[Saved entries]
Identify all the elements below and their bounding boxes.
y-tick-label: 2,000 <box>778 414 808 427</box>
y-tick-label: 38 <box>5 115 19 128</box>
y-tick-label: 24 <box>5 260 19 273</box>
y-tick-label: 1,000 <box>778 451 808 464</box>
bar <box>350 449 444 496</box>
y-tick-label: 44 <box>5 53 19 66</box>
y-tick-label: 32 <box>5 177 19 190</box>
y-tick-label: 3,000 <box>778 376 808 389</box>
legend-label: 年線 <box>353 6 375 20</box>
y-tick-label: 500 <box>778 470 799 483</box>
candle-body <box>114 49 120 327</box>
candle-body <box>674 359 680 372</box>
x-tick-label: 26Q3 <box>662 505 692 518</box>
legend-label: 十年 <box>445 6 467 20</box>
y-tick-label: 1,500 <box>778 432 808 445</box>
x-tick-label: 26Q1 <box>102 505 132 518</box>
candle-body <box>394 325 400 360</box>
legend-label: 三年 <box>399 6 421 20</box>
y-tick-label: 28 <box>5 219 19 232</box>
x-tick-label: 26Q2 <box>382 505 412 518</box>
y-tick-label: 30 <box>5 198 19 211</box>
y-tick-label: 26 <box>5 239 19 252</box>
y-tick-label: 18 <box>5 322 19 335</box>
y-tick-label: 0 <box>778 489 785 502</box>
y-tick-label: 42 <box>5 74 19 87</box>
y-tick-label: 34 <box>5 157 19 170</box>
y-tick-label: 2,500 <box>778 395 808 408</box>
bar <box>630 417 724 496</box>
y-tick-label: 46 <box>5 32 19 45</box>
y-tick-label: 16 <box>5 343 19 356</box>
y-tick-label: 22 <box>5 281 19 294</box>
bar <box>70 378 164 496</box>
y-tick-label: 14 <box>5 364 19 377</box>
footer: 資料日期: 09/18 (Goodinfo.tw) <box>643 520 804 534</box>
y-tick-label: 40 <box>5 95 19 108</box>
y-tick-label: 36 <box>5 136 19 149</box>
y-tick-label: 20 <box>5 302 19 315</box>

● **WHAT IS EXPECTED**
Reproduce all of the rows above line for line, without changing a single character.

● **CORRECT OUTPUT**
Identify all the elements below and their bounding boxes.
y-tick-label: 2,000 <box>778 414 808 427</box>
y-tick-label: 38 <box>5 115 19 128</box>
y-tick-label: 24 <box>5 260 19 273</box>
y-tick-label: 1,000 <box>778 451 808 464</box>
bar <box>350 449 444 496</box>
y-tick-label: 44 <box>5 53 19 66</box>
y-tick-label: 32 <box>5 177 19 190</box>
y-tick-label: 3,000 <box>778 376 808 389</box>
legend-label: 年線 <box>353 6 375 20</box>
y-tick-label: 500 <box>778 470 799 483</box>
candle-body <box>114 49 120 327</box>
candle-body <box>674 359 680 372</box>
x-tick-label: 26Q3 <box>662 505 692 518</box>
legend-label: 十年 <box>445 6 467 20</box>
y-tick-label: 1,500 <box>778 432 808 445</box>
x-tick-label: 26Q1 <box>102 505 132 518</box>
candle-body <box>394 325 400 360</box>
legend-label: 三年 <box>399 6 421 20</box>
y-tick-label: 28 <box>5 219 19 232</box>
x-tick-label: 26Q2 <box>382 505 412 518</box>
y-tick-label: 30 <box>5 198 19 211</box>
y-tick-label: 26 <box>5 239 19 252</box>
y-tick-label: 18 <box>5 322 19 335</box>
y-tick-label: 0 <box>778 489 785 502</box>
y-tick-label: 42 <box>5 74 19 87</box>
y-tick-label: 34 <box>5 157 19 170</box>
y-tick-label: 2,500 <box>778 395 808 408</box>
bar <box>630 417 724 496</box>
y-tick-label: 46 <box>5 32 19 45</box>
y-tick-label: 16 <box>5 343 19 356</box>
y-tick-label: 22 <box>5 281 19 294</box>
bar <box>70 378 164 496</box>
y-tick-label: 14 <box>5 364 19 377</box>
footer: 資料日期: 09/18 (Goodinfo.tw) <box>643 520 804 534</box>
y-tick-label: 40 <box>5 95 19 108</box>
y-tick-label: 36 <box>5 136 19 149</box>
y-tick-label: 20 <box>5 302 19 315</box>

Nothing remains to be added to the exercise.